◆ STATED PROBLEM: In the following material, identify every line holding the string "type" and return it.

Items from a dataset

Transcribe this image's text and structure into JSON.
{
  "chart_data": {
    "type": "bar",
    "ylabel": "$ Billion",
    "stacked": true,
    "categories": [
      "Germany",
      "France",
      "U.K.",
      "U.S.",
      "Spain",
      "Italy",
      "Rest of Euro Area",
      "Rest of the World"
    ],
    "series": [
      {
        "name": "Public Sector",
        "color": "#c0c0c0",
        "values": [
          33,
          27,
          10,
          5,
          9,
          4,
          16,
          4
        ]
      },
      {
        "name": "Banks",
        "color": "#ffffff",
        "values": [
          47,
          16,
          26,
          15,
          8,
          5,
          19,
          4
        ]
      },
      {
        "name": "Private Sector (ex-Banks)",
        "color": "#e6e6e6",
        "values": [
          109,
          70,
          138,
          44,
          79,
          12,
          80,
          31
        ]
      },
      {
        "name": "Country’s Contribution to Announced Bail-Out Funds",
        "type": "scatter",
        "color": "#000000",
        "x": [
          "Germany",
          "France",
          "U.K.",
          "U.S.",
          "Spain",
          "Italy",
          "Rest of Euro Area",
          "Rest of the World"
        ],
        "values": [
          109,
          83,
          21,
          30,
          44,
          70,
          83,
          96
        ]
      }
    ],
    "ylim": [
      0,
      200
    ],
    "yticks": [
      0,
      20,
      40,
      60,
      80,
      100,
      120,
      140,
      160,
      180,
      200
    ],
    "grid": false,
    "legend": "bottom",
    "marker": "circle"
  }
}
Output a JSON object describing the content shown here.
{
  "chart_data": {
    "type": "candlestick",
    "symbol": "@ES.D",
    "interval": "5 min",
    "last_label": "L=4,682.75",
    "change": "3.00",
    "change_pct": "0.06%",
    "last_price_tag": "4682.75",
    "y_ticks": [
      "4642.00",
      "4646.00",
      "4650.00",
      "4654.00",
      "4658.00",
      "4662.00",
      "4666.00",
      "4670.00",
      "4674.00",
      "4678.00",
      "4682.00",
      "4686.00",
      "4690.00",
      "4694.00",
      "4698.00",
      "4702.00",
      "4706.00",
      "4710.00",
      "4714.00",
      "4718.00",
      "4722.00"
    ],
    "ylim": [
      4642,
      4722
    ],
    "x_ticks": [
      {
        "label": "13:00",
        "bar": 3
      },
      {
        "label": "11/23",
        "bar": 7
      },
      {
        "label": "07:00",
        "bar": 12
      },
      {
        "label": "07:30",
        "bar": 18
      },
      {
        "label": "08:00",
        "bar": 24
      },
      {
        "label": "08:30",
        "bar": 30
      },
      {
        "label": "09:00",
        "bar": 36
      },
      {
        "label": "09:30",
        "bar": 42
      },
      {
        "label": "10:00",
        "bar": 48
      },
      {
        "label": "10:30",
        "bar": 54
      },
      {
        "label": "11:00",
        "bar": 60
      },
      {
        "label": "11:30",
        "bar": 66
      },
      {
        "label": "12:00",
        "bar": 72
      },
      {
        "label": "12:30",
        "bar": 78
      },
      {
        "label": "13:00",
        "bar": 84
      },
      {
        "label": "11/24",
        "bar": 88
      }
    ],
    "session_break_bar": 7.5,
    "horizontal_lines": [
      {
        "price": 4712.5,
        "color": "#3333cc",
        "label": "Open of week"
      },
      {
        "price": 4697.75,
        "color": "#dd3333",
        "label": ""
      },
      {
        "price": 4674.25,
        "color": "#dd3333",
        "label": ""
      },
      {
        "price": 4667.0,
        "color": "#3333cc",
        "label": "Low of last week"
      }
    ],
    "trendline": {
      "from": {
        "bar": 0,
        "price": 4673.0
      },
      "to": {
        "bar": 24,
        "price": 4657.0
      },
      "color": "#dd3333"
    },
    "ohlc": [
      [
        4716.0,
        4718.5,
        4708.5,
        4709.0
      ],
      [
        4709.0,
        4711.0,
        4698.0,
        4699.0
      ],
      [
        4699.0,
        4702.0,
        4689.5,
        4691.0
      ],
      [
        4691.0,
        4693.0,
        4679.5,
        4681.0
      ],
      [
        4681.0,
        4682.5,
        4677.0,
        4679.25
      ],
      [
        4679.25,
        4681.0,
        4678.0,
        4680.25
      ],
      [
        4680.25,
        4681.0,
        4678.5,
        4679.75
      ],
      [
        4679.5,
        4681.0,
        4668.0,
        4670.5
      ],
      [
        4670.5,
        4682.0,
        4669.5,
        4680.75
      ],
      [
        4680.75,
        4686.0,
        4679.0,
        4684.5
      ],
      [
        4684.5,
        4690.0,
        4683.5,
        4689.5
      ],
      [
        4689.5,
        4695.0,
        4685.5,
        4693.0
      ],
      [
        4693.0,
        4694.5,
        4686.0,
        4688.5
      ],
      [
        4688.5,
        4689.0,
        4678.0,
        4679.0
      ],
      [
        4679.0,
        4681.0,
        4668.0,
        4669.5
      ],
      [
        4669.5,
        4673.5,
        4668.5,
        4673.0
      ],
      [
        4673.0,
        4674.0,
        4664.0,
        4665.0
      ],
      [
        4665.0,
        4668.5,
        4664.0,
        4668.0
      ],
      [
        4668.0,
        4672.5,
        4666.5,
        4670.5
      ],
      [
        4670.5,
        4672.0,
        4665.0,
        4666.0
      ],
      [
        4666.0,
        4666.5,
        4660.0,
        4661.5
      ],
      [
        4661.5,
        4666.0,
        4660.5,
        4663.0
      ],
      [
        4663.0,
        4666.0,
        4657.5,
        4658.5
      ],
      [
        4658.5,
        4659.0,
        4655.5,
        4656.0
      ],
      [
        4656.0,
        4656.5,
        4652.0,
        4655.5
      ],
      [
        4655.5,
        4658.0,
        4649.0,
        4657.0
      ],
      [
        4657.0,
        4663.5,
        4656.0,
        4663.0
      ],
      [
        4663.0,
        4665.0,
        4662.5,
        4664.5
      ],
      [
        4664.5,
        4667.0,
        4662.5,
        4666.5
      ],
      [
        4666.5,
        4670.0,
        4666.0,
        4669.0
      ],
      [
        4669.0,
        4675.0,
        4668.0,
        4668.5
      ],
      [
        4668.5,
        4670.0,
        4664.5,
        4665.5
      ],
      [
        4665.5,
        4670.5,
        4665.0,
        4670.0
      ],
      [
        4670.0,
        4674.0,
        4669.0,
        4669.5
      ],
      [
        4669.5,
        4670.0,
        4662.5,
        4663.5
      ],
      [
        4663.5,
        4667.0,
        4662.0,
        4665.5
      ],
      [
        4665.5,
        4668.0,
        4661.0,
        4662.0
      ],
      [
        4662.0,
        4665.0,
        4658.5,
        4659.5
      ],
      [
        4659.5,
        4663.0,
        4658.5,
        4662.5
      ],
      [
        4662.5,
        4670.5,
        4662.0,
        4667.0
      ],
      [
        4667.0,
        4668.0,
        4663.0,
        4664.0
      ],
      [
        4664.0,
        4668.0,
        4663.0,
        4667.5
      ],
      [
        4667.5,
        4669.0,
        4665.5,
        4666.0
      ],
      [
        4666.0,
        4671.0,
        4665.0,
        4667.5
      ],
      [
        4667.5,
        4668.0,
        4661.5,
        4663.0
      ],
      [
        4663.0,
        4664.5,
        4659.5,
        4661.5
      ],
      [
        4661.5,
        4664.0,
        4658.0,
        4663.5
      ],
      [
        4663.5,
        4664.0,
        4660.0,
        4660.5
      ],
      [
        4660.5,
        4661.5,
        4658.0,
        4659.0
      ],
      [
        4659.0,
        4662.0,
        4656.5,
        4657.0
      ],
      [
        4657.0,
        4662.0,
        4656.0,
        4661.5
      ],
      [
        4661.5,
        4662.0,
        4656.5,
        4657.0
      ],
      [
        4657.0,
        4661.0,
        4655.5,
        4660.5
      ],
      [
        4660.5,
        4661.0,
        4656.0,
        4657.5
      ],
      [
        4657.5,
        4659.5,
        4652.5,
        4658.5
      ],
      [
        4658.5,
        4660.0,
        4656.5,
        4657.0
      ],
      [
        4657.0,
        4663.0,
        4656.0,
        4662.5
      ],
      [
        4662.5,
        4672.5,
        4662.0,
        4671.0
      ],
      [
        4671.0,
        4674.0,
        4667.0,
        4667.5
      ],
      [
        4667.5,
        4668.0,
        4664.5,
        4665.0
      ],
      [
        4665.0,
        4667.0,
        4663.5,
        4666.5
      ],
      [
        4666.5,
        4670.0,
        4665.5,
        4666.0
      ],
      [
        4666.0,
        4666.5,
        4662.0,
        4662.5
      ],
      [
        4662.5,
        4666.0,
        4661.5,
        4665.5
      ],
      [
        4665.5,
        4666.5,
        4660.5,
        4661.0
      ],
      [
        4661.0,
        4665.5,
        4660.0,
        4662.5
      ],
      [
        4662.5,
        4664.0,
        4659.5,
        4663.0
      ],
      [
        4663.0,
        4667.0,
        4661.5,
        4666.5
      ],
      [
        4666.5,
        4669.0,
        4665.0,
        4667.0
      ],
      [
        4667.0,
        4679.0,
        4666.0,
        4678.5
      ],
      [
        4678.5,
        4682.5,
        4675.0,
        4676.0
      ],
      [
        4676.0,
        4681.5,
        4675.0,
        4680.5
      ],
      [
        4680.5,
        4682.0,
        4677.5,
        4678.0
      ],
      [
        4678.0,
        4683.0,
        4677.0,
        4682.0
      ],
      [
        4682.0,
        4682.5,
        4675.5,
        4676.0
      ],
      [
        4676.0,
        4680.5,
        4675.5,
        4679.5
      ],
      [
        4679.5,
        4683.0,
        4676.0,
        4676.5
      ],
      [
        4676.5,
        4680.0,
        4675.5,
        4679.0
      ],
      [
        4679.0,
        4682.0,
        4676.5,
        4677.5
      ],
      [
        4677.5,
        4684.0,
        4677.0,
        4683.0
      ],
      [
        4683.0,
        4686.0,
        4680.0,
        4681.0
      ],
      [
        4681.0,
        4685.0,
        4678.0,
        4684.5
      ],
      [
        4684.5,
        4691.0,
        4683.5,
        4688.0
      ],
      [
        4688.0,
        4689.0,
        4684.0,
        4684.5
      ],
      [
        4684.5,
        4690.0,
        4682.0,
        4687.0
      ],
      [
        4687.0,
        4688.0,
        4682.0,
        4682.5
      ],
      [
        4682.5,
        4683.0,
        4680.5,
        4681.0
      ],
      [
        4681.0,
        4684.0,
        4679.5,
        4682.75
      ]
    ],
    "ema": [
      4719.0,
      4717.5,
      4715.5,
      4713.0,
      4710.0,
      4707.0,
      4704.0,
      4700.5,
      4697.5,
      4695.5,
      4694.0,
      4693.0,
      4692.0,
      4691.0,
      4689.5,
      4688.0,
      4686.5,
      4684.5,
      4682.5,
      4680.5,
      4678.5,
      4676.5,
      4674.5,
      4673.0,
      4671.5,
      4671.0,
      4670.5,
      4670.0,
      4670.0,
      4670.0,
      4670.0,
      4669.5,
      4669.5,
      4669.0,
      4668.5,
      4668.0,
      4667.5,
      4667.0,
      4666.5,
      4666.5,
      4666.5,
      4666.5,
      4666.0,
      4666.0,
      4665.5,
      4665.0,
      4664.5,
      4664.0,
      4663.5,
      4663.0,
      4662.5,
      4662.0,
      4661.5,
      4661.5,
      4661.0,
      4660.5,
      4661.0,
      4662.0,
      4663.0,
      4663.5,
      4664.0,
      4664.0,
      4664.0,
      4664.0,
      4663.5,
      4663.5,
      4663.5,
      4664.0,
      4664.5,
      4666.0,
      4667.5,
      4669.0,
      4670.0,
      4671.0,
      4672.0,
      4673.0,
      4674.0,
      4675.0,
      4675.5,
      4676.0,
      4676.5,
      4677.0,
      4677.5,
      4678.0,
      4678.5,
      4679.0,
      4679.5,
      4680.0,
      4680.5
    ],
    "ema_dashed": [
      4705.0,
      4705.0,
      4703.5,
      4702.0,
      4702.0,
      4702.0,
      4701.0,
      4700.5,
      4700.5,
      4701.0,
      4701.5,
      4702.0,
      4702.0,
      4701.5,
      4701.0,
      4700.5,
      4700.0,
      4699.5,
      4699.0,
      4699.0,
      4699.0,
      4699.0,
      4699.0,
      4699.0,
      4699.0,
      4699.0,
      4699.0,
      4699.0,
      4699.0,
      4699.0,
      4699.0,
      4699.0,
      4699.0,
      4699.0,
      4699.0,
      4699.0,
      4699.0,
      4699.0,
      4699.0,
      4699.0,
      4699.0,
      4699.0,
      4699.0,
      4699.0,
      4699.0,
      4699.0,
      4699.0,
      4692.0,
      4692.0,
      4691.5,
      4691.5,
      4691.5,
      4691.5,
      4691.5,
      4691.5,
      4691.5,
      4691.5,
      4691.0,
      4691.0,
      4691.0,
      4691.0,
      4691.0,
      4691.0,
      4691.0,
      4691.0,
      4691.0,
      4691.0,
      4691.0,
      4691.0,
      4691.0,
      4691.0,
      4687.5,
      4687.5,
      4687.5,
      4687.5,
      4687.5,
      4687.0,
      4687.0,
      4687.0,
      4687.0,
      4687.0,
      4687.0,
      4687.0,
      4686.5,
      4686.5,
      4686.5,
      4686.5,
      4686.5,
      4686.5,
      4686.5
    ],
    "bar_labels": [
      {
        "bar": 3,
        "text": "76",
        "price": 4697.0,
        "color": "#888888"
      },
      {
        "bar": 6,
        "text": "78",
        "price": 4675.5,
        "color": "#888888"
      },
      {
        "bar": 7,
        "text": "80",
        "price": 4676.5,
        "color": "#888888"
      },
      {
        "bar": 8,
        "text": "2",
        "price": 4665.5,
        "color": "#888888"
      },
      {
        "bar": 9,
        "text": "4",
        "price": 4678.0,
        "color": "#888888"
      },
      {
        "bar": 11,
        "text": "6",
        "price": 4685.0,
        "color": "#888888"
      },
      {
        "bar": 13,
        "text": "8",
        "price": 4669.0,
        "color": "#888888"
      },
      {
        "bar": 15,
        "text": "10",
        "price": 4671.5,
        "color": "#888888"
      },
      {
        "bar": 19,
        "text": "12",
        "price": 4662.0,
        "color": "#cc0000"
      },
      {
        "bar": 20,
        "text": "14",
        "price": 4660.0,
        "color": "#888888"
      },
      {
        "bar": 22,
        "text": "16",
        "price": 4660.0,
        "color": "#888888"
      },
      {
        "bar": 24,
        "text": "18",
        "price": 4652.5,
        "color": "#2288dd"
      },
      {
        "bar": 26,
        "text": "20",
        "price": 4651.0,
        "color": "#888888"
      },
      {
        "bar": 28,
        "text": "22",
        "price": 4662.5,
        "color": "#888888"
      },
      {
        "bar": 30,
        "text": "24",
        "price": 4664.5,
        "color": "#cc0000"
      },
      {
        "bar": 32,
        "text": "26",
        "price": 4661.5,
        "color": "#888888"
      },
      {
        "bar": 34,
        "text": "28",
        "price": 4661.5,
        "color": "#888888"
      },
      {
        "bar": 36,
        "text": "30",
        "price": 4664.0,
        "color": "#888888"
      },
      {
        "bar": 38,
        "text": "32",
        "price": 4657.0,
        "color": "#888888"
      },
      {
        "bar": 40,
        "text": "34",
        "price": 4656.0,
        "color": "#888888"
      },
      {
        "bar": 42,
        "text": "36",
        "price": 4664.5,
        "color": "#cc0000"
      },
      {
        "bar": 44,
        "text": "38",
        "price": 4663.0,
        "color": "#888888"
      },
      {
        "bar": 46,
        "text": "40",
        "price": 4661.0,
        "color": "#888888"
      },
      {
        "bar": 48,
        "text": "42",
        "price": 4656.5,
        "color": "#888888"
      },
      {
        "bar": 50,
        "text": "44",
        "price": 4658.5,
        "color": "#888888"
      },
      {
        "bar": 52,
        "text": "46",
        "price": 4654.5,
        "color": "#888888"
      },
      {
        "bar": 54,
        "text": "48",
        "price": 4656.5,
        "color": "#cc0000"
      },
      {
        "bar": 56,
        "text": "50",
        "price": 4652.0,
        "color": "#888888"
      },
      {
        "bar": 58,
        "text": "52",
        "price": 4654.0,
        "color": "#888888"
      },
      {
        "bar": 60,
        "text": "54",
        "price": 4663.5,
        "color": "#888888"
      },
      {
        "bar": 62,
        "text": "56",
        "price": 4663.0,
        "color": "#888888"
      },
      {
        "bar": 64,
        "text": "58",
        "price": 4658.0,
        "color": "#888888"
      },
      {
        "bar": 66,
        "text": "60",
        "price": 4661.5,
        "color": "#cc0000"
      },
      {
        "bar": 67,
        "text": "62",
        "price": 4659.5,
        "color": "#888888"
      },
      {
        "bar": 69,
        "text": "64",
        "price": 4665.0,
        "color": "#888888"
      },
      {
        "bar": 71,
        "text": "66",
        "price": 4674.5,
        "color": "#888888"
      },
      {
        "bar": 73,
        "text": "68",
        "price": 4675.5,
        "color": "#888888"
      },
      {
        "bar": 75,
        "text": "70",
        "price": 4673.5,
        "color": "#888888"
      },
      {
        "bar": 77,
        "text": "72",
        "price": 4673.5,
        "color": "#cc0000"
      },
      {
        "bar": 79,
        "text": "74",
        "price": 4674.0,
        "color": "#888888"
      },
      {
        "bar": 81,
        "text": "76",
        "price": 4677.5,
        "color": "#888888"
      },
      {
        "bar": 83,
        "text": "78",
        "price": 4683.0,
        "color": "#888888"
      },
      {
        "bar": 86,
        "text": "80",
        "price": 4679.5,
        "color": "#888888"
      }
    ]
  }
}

◆ RESPONSE:
    "type": "bar",
        "type": "scatter",
    "type": "candlestick",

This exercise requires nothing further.